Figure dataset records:
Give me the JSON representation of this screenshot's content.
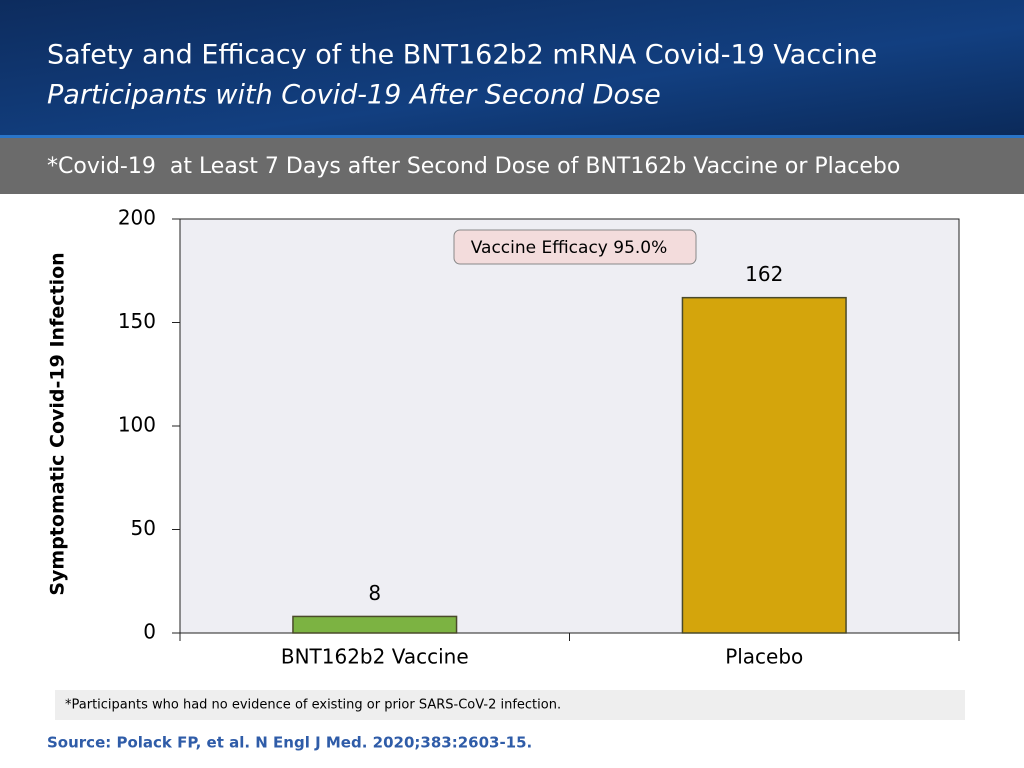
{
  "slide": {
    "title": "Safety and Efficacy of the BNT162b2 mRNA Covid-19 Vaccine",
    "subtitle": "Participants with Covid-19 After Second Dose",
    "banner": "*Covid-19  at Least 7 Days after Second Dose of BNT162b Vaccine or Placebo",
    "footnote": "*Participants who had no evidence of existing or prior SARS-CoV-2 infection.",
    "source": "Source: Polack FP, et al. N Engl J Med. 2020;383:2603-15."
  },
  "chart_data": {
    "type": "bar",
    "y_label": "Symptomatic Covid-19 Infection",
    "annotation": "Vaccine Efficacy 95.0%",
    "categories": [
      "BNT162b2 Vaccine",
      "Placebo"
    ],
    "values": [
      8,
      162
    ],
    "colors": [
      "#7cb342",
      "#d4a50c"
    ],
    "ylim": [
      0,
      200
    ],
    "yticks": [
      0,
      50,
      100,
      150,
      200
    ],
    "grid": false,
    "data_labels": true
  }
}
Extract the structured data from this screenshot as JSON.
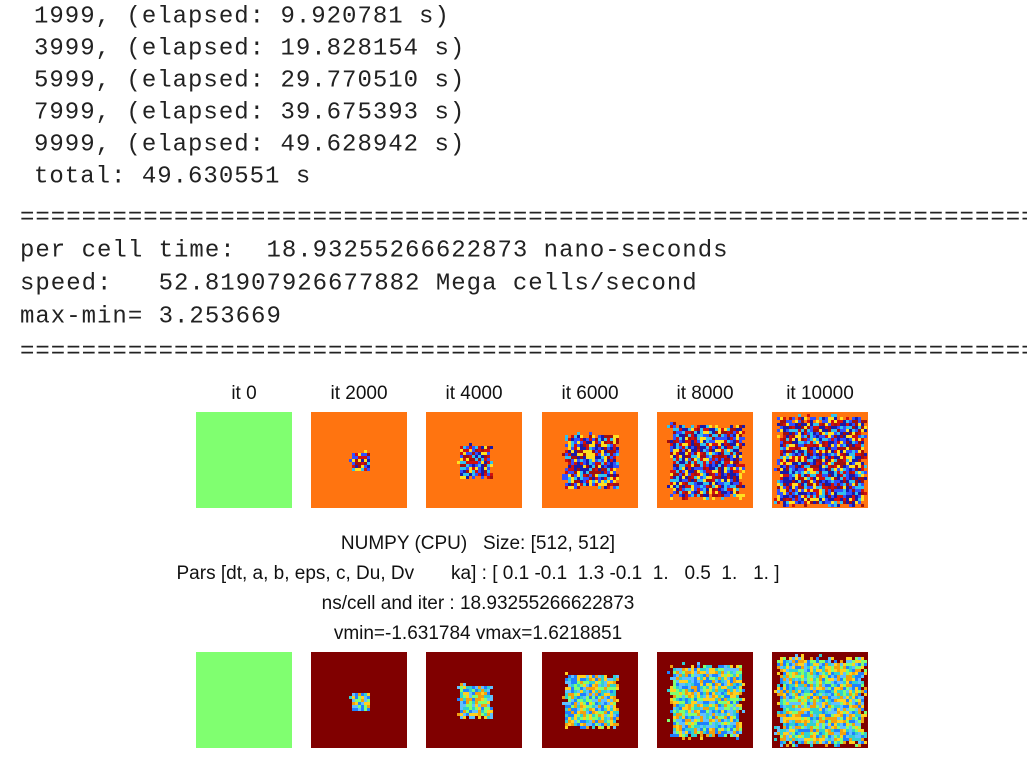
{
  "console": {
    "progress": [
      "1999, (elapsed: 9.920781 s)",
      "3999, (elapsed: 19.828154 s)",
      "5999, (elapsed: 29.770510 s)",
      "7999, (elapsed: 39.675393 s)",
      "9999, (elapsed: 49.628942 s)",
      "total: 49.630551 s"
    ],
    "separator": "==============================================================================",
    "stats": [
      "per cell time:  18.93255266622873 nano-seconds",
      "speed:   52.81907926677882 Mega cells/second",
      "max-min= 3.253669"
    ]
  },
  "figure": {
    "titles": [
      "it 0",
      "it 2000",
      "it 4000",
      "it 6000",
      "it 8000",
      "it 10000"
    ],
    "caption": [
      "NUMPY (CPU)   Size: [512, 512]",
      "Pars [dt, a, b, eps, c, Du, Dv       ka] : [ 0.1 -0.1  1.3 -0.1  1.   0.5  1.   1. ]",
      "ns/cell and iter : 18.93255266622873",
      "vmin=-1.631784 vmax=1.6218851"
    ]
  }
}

▸ WHAT THE TASK REQUIRES: Could you copy exactly, and with no pictures, the lines above from the one containing "Extract the structured" through the last line, both included?

▸ EXERCISE ANSWER:
Extract the structured data from this screenshot as JSON.
{
  "console": {
    "progress": [
      "1999, (elapsed: 9.920781 s)",
      "3999, (elapsed: 19.828154 s)",
      "5999, (elapsed: 29.770510 s)",
      "7999, (elapsed: 39.675393 s)",
      "9999, (elapsed: 49.628942 s)",
      "total: 49.630551 s"
    ],
    "separator": "==============================================================================",
    "stats": [
      "per cell time:  18.93255266622873 nano-seconds",
      "speed:   52.81907926677882 Mega cells/second",
      "max-min= 3.253669"
    ]
  },
  "figure": {
    "titles": [
      "it 0",
      "it 2000",
      "it 4000",
      "it 6000",
      "it 8000",
      "it 10000"
    ],
    "caption": [
      "NUMPY (CPU)   Size: [512, 512]",
      "Pars [dt, a, b, eps, c, Du, Dv       ka] : [ 0.1 -0.1  1.3 -0.1  1.   0.5  1.   1. ]",
      "ns/cell and iter : 18.93255266622873",
      "vmin=-1.631784 vmax=1.6218851"
    ]
  }
}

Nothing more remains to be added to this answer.